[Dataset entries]

····················

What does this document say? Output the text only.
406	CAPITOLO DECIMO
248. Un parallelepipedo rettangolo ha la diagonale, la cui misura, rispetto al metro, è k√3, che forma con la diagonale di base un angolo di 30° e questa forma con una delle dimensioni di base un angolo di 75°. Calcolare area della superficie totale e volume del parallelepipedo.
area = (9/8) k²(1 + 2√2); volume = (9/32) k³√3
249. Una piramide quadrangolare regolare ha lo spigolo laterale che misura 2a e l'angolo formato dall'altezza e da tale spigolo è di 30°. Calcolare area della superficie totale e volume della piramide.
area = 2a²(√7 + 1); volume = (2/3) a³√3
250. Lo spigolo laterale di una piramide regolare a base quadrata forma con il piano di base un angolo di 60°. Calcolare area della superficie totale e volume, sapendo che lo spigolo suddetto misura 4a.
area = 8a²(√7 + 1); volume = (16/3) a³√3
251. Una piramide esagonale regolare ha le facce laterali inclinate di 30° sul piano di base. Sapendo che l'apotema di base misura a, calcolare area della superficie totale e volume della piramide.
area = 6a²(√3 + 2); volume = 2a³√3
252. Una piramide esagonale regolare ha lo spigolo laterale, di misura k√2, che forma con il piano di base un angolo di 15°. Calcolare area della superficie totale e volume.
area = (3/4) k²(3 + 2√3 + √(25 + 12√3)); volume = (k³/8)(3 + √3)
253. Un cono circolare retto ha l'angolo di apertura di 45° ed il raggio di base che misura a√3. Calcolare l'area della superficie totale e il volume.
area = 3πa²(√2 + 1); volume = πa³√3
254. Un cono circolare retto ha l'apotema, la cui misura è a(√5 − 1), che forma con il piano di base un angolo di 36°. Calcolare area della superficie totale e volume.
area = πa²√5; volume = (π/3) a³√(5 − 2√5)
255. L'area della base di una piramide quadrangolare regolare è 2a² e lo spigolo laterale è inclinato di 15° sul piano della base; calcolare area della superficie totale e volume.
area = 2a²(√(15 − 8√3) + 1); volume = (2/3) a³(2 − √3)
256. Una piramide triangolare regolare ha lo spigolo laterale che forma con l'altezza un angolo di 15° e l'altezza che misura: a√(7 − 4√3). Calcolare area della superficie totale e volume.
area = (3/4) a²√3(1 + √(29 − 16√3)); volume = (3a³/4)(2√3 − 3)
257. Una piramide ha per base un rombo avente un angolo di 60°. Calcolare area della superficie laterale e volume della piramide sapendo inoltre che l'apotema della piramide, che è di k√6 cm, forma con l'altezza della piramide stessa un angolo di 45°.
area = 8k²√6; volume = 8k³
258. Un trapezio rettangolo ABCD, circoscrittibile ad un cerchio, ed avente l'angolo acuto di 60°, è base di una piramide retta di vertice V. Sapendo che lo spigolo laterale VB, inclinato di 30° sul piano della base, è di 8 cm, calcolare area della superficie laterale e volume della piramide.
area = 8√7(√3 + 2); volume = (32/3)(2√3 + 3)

····················

Count how many lines above carry the word "quadrangolare". Only the number is required.

2